--- Exercise aim ---
Give every line back verbatim, dropping all images.

(Extracted data entries)

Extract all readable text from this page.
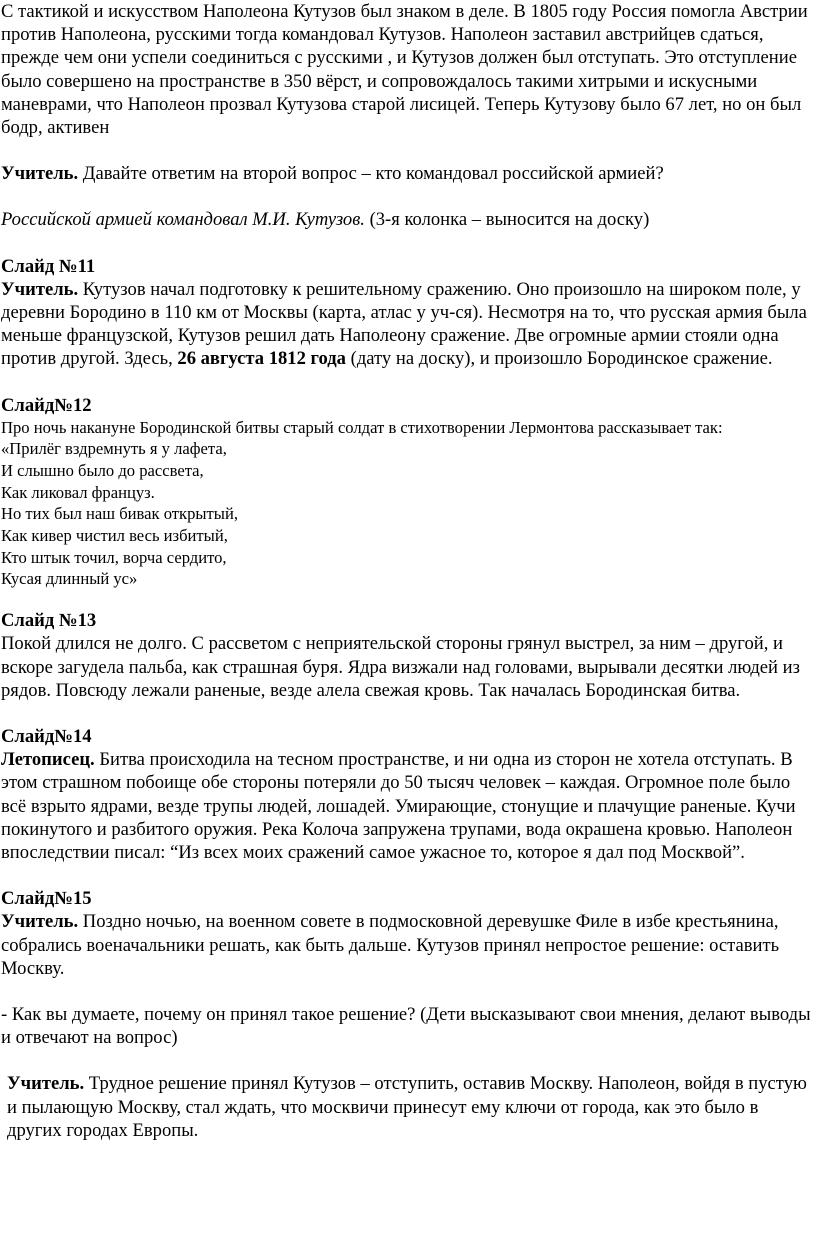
С тактикой и искусством Наполеона Кутузов был знаком в деле. В 1805 году Россия помогла Австрии против Наполеона, русскими тогда командовал Кутузов. Наполеон заставил австрийцев сдаться, прежде чем они успели соединиться с русскими , и Кутузов должен был отступать. Это отступление было совершено на пространстве в 350 вёрст, и сопровождалось такими хитрыми и искусными маневрами, что Наполеон прозвал Кутузова старой лисицей. Теперь Кутузову было 67 лет, но он был бодр, активен

Учитель. Давайте ответим на второй вопрос – кто командовал российской армией?

Российской армией командовал М.И. Кутузов. (3-я колонка – выносится на доску)

Слайд №11

Учитель. Кутузов начал подготовку к решительному сражению. Оно произошло на широком поле, у деревни Бородино в 110 км от Москвы (карта, атлас у уч-ся). Несмотря на то, что русская армия была меньше французской, Кутузов решил дать Наполеону сражение. Две огромные армии стояли одна против другой. Здесь, 26 августа 1812 года (дату на доску), и произошло Бородинское сражение.

Слайд№12

Про ночь накануне Бородинской битвы старый солдат в стихотворении Лермонтова рассказывает так:

«Прилёг вздремнуть я у лафета,

И слышно было до рассвета,

Как ликовал француз.

Но тих был наш бивак открытый,

Как кивер чистил весь избитый,

Кто штык точил, ворча сердито,

Кусая длинный ус»

Слайд №13

Покой длился не долго. С рассветом с неприятельской стороны грянул выстрел, за ним – другой, и вскоре загудела пальба, как страшная буря. Ядра визжали над головами, вырывали десятки людей из рядов. Повсюду лежали раненые, везде алела свежая кровь. Так началась Бородинская битва.

Слайд№14

Летописец. Битва происходила на тесном пространстве, и ни одна из сторон не хотела отступать. В этом страшном побоище обе стороны потеряли до 50 тысяч человек – каждая. Огромное поле было всё взрыто ядрами, везде трупы людей, лошадей. Умирающие, стонущие и плачущие раненые. Кучи покинутого и разбитого оружия. Река Колоча запружена трупами, вода окрашена кровью. Наполеон впоследствии писал: “Из всех моих сражений самое ужасное то, которое я дал под Москвой”.

Слайд№15

Учитель. Поздно ночью, на военном совете в подмосковной деревушке Филе в избе крестьянина, собрались военачальники решать, как быть дальше. Кутузов принял непростое решение: оставить Москву.

- Как вы думаете, почему он принял такое решение? (Дети высказывают свои мнения, делают выводы и отвечают на вопрос)

Учитель. Трудное решение принял Кутузов – отступить, оставив Москву. Наполеон, войдя в пустую и пылающую Москву, стал ждать, что москвичи принесут ему ключи от города, как это было в других городах Европы.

--- Output below ---
Extract all readable text from this page.
С тактикой и искусством Наполеона Кутузов был знаком в деле. В 1805 году Россия помогла Австрии против Наполеона, русскими тогда командовал Кутузов. Наполеон заставил австрийцев сдаться, прежде чем они успели соединиться с русскими , и Кутузов должен был отступать. Это отступление было совершено на пространстве в 350 вёрст, и сопровождалось такими хитрыми и искусными маневрами, что Наполеон прозвал Кутузова старой лисицей. Теперь Кутузову было 67 лет, но он был бодр, активен

Учитель. Давайте ответим на второй вопрос – кто командовал российской армией?

Российской армией командовал М.И. Кутузов. (3-я колонка – выносится на доску)

Слайд №11

Учитель. Кутузов начал подготовку к решительному сражению. Оно произошло на широком поле, у деревни Бородино в 110 км от Москвы (карта, атлас у уч-ся). Несмотря на то, что русская армия была меньше французской, Кутузов решил дать Наполеону сражение. Две огромные армии стояли одна против другой. Здесь, 26 августа 1812 года (дату на доску), и произошло Бородинское сражение.

Слайд№12

Про ночь накануне Бородинской битвы старый солдат в стихотворении Лермонтова рассказывает так:

«Прилёг вздремнуть я у лафета,

И слышно было до рассвета,

Как ликовал француз.

Но тих был наш бивак открытый,

Как кивер чистил весь избитый,

Кто штык точил, ворча сердито,

Кусая длинный ус»

Слайд №13

Покой длился не долго. С рассветом с неприятельской стороны грянул выстрел, за ним – другой, и вскоре загудела пальба, как страшная буря. Ядра визжали над головами, вырывали десятки людей из рядов. Повсюду лежали раненые, везде алела свежая кровь. Так началась Бородинская битва.

Слайд№14

Летописец. Битва происходила на тесном пространстве, и ни одна из сторон не хотела отступать. В этом страшном побоище обе стороны потеряли до 50 тысяч человек – каждая. Огромное поле было всё взрыто ядрами, везде трупы людей, лошадей. Умирающие, стонущие и плачущие раненые. Кучи покинутого и разбитого оружия. Река Колоча запружена трупами, вода окрашена кровью. Наполеон впоследствии писал: “Из всех моих сражений самое ужасное то, которое я дал под Москвой”.

Слайд№15

Учитель. Поздно ночью, на военном совете в подмосковной деревушке Филе в избе крестьянина, собрались военачальники решать, как быть дальше. Кутузов принял непростое решение: оставить Москву.

- Как вы думаете, почему он принял такое решение? (Дети высказывают свои мнения, делают выводы и отвечают на вопрос)

Учитель. Трудное решение принял Кутузов – отступить, оставив Москву. Наполеон, войдя в пустую и пылающую Москву, стал ждать, что москвичи принесут ему ключи от города, как это было в других городах Европы.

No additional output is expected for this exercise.